Task input:

_ _ _ _

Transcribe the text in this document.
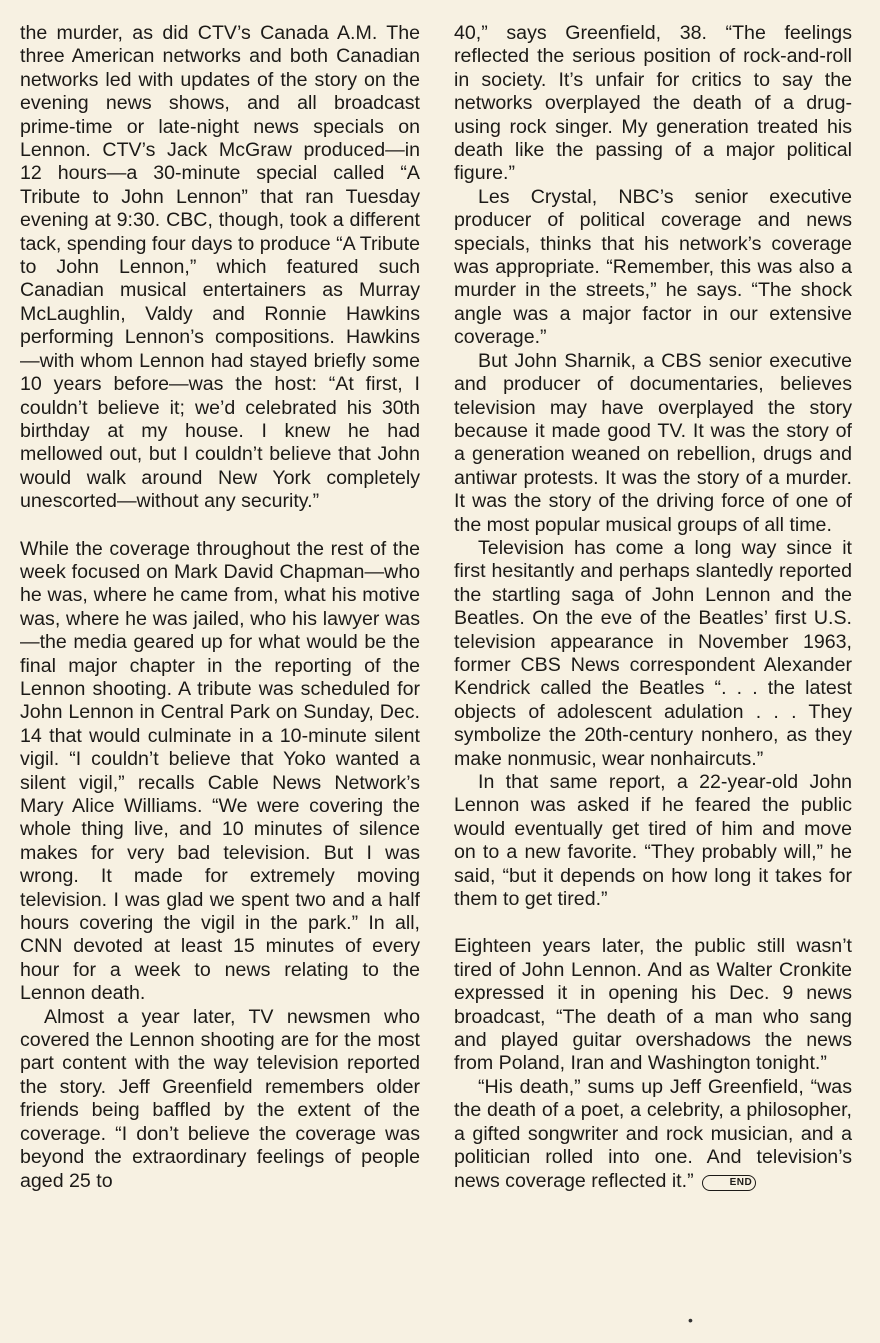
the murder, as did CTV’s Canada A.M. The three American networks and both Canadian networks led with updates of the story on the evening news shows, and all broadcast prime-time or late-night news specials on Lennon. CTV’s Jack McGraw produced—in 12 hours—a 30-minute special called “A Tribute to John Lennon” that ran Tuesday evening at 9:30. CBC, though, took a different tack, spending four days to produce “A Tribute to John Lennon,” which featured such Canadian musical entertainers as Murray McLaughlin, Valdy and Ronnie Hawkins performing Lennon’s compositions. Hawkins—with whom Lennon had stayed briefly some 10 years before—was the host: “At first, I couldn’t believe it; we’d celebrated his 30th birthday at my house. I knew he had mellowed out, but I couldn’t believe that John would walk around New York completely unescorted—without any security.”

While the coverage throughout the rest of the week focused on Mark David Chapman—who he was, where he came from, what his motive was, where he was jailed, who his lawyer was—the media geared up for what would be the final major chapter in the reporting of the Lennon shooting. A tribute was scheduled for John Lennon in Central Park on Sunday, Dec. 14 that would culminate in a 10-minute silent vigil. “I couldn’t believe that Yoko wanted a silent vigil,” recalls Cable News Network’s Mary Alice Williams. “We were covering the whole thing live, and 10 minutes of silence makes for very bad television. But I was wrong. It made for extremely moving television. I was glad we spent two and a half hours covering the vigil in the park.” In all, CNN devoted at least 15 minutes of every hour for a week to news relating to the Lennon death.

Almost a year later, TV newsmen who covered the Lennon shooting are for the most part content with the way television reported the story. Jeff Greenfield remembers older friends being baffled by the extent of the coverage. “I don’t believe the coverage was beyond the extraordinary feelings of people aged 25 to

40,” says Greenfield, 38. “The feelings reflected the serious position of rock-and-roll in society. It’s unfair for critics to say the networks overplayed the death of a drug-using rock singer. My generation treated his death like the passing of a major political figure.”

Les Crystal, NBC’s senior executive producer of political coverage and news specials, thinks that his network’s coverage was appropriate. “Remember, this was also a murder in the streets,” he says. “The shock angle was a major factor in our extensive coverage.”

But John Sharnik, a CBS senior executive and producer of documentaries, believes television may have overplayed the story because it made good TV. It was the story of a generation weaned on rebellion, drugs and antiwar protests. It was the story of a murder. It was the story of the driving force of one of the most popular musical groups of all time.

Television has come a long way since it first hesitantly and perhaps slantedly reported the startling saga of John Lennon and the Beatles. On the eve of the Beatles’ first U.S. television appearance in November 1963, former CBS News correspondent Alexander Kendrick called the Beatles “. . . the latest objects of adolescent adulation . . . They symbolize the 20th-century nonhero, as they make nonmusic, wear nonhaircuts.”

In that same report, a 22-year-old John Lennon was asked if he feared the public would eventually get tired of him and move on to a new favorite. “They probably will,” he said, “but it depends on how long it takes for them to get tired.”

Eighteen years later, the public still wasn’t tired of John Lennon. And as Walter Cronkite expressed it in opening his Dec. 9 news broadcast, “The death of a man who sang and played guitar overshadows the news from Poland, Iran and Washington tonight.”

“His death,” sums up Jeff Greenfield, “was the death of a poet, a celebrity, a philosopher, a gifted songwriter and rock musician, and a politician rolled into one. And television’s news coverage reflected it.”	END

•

_ _ _ _

Exercise: Gather every line from the entries above where the word "most" appears, and copy them.

Response to this exercise:
Almost a year later, TV newsmen who covered the Lennon shooting are for the most part content with the way television reported the story. Jeff Greenfield remembers older friends being baffled by the extent of the coverage. “I don’t believe the coverage was beyond the extraordinary feelings of people aged 25 to
But John Sharnik, a CBS senior executive and producer of documentaries, believes television may have overplayed the story because it made good TV. It was the story of a generation weaned on rebellion, drugs and antiwar protests. It was the story of a murder. It was the story of the driving force of one of the most popular musical groups of all time.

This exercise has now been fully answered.